Dataset items
+++++

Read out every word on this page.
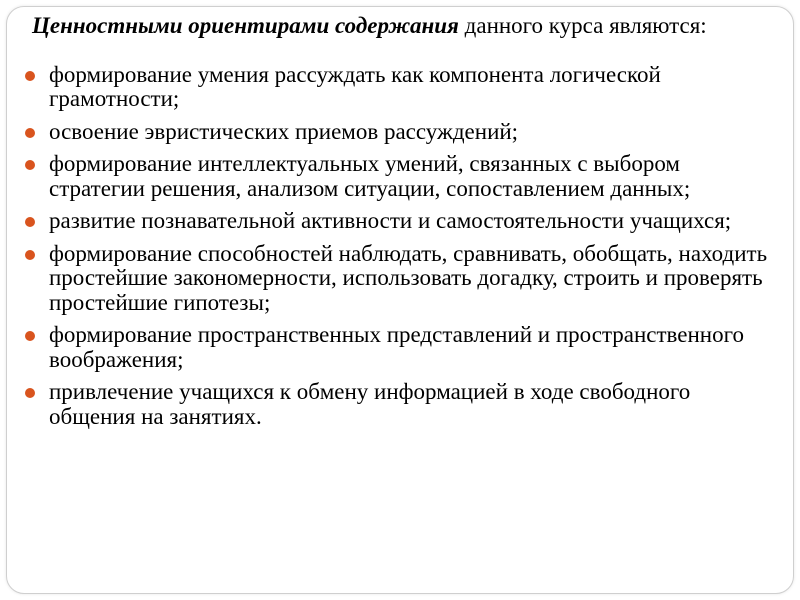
Ценностными ориентирами содержания данного курса являются:

формирование умения рассуждать как компонента логической грамотности;
освоение эвристических приемов рассуждений;
формирование интеллектуальных умений, связанных с выбором стратегии решения, анализом ситуации, сопоставлением данных;
развитие познавательной активности и самостоятельности учащихся;
формирование способностей наблюдать, сравнивать, обобщать, находить простейшие закономерности, использовать догадку, строить и проверять простейшие гипотезы;
формирование пространственных представлений и пространственного воображения;
привлечение учащихся к обмену информацией в ходе свободного общения на занятиях.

+++++

* EXERCISE INSTRUCTIONS
Using the entries above, return each line that includes the word "учащихся".

* ANSWER TO THIS TASK
развитие познавательной активности и самостоятельности учащихся;
привлечение учащихся к обмену информацией в ходе свободного общения на занятиях.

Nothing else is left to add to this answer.